--- begin ---

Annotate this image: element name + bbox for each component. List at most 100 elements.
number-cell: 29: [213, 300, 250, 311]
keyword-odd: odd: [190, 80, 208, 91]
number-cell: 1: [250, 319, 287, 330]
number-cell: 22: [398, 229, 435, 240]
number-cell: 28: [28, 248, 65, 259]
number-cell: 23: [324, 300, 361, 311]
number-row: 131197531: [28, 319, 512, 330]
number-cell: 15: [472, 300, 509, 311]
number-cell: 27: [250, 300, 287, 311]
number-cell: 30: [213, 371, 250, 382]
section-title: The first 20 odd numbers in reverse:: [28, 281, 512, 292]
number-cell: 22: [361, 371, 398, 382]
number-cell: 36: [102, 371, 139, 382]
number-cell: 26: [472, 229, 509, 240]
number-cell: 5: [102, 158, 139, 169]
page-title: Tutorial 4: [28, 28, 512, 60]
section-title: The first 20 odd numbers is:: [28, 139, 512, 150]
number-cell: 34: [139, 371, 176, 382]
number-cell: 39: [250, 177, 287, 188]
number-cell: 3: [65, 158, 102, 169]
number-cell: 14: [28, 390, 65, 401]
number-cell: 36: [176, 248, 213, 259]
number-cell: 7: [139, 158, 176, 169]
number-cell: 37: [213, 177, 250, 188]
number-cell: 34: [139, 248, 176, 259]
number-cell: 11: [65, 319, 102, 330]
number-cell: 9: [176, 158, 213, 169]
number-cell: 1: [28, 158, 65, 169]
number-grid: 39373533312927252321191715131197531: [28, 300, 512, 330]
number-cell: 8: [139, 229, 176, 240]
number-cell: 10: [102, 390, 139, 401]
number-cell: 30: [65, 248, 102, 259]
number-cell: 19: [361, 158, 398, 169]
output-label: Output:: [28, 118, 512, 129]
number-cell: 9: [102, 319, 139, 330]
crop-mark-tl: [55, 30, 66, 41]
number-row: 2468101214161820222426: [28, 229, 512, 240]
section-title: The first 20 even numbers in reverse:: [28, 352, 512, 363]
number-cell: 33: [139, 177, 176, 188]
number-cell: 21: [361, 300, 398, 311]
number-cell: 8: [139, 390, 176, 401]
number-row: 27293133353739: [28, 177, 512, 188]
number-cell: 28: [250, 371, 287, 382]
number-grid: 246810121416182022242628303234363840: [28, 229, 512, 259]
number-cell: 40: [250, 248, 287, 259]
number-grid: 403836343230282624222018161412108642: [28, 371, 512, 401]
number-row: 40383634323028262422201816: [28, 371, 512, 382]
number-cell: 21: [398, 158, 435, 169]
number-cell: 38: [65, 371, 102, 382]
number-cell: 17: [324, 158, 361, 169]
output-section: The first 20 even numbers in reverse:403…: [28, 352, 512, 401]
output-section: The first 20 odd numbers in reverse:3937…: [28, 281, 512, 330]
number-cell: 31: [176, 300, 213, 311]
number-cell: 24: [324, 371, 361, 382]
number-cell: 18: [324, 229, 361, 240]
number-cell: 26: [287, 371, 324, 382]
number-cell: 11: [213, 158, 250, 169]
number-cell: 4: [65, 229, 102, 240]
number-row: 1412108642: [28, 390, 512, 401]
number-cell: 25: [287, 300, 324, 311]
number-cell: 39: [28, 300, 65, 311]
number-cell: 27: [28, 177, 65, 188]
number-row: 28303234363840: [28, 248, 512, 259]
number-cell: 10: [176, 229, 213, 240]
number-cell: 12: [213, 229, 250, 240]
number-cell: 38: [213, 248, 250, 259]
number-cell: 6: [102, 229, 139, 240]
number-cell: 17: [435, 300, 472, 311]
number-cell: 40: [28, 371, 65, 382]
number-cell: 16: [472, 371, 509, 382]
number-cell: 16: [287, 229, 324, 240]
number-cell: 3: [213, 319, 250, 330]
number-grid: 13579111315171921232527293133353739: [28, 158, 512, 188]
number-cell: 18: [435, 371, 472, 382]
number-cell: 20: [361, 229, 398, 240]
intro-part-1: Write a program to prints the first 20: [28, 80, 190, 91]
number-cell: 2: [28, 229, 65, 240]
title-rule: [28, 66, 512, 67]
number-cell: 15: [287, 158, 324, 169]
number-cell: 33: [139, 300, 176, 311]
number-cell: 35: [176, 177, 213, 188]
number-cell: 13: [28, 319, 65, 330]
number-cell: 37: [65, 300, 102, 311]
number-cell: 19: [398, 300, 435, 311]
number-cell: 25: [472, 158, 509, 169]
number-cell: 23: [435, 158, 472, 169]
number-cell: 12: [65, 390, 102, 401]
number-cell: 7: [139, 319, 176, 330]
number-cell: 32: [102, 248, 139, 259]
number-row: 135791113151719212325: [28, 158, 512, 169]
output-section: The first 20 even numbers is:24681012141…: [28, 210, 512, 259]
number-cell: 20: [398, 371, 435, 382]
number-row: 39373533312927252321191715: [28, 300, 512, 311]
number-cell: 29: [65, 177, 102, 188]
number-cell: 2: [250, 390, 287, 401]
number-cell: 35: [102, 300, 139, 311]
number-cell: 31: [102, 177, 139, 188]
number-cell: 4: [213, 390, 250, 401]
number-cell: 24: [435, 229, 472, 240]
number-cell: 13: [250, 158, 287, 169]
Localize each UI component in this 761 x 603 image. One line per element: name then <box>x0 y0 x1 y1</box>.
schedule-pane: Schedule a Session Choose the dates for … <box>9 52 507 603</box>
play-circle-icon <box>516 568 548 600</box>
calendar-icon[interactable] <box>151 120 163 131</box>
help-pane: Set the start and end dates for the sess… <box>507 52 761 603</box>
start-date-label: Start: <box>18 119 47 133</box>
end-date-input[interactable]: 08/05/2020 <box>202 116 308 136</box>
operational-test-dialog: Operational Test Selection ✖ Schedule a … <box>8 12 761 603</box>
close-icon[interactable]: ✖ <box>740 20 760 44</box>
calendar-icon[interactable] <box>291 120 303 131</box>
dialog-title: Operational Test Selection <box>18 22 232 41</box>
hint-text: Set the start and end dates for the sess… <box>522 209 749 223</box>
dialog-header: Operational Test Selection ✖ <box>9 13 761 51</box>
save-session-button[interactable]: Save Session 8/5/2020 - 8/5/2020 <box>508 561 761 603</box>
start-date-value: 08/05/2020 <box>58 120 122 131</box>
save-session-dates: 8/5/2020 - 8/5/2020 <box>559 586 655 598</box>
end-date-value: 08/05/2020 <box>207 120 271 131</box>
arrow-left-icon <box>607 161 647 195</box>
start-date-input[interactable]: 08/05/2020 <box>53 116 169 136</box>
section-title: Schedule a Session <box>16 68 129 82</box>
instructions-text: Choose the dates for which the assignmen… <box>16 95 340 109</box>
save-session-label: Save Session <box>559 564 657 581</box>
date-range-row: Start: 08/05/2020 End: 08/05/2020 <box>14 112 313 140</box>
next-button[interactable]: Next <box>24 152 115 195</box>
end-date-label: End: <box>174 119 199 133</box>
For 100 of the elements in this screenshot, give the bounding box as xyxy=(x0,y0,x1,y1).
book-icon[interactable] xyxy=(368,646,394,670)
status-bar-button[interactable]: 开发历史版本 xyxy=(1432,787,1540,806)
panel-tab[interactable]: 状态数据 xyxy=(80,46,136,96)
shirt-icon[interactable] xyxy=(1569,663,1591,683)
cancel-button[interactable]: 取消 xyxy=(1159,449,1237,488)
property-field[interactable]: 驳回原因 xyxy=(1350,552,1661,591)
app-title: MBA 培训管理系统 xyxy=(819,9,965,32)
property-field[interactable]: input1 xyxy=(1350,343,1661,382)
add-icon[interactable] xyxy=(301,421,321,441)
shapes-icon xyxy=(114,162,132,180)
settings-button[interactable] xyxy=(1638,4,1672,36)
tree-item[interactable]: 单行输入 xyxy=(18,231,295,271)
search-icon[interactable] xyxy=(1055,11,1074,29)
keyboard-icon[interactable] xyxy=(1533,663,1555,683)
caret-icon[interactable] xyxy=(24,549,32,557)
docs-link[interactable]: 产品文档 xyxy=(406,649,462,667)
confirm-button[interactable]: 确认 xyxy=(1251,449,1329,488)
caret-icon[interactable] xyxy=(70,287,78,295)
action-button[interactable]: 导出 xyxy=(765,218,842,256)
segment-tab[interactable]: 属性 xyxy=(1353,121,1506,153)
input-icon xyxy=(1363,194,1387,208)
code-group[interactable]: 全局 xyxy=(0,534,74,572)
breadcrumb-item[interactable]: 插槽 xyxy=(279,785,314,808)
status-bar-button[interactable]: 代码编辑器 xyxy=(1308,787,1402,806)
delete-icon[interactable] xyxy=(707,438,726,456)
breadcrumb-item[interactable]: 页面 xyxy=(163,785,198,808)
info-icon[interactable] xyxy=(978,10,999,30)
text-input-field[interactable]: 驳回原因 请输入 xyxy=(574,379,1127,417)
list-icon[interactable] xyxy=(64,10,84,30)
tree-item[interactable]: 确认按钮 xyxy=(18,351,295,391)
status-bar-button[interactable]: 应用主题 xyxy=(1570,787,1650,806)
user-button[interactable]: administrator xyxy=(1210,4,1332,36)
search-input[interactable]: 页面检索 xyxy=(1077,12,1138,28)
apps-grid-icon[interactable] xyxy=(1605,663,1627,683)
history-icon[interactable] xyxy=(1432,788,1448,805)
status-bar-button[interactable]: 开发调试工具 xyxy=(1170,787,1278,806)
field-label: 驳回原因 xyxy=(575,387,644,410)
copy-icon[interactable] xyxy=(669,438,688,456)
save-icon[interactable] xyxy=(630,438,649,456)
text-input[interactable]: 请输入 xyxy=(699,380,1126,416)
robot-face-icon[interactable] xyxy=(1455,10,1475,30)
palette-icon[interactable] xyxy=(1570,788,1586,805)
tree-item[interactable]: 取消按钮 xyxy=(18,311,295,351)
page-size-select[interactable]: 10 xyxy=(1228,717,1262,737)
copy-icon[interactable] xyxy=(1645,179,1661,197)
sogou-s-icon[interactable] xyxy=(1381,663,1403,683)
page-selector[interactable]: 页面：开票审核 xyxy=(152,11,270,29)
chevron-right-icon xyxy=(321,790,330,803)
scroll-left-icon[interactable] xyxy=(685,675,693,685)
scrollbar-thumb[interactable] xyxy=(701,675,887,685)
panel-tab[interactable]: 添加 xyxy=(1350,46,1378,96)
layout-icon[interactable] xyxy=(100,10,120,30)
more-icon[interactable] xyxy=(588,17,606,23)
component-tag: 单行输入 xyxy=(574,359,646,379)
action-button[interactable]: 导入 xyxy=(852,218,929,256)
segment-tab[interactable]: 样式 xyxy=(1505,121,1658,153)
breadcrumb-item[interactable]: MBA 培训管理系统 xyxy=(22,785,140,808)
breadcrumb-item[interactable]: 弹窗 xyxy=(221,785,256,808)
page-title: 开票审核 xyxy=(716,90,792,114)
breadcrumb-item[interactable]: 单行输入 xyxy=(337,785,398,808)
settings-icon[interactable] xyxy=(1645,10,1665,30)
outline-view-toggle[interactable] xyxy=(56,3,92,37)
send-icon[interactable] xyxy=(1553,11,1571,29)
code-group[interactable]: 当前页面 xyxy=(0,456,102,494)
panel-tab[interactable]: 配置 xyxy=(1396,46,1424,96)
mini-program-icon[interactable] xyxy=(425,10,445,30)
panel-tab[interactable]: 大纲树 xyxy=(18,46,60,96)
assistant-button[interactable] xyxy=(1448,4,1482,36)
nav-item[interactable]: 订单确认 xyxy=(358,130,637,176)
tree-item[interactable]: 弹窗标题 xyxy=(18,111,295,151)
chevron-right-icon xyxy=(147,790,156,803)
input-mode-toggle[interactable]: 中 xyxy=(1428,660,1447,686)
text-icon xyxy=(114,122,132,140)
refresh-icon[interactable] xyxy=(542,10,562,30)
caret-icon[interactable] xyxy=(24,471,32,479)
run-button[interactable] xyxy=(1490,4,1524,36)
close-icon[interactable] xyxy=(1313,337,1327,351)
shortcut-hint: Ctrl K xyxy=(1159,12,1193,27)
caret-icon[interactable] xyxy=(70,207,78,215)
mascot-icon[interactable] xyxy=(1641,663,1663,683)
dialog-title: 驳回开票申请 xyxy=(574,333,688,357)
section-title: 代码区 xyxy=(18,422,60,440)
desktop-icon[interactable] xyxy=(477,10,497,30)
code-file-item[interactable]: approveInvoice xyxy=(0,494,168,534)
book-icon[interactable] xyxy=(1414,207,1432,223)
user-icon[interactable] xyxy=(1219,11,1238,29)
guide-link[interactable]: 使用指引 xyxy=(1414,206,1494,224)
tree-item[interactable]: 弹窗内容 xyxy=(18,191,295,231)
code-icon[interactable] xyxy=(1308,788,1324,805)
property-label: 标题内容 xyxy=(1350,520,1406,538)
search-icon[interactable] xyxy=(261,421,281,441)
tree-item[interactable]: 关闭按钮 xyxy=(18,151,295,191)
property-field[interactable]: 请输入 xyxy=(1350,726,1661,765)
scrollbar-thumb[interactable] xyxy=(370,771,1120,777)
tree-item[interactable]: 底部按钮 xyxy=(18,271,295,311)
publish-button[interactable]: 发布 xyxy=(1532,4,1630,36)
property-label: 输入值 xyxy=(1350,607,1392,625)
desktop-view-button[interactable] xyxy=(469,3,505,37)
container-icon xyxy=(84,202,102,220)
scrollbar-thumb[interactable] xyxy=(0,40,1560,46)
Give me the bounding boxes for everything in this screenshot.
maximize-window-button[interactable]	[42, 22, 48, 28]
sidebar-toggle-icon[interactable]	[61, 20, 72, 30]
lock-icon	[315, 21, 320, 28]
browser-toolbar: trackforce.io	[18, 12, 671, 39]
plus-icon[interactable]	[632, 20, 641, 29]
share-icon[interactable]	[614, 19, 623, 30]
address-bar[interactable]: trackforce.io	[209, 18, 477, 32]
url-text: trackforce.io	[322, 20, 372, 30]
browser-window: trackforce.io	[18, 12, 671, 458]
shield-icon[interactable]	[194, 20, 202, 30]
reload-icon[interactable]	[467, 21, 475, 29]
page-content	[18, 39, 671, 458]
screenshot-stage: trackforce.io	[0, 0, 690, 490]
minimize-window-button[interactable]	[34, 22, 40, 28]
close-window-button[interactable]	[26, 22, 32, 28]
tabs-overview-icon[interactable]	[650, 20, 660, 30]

--- end ---

# [Your goal]
Convert the records, from the start through the line containing "section-title: The first 20 odd numbers in", into a JSON list of strings with one string per line, skipping blank lines.

# [Exercise output]
[
  "Annotate this image: element name + bbox for each component. List at most 100 elements.",
  "number-cell: 29: [213, 300, 250, 311]",
  "keyword-odd: odd: [190, 80, 208, 91]",
  "number-cell: 1: [250, 319, 287, 330]",
  "number-cell: 22: [398, 229, 435, 240]",
  "number-cell: 28: [28, 248, 65, 259]",
  "number-cell: 23: [324, 300, 361, 311]",
  "number-row: 131197531: [28, 319, 512, 330]",
  "number-cell: 15: [472, 300, 509, 311]",
  "number-cell: 27: [250, 300, 287, 311]",
  "number-cell: 30: [213, 371, 250, 382]",
  "section-title: The first 20 odd numbers in reverse:: [28, 281, 512, 292]"
]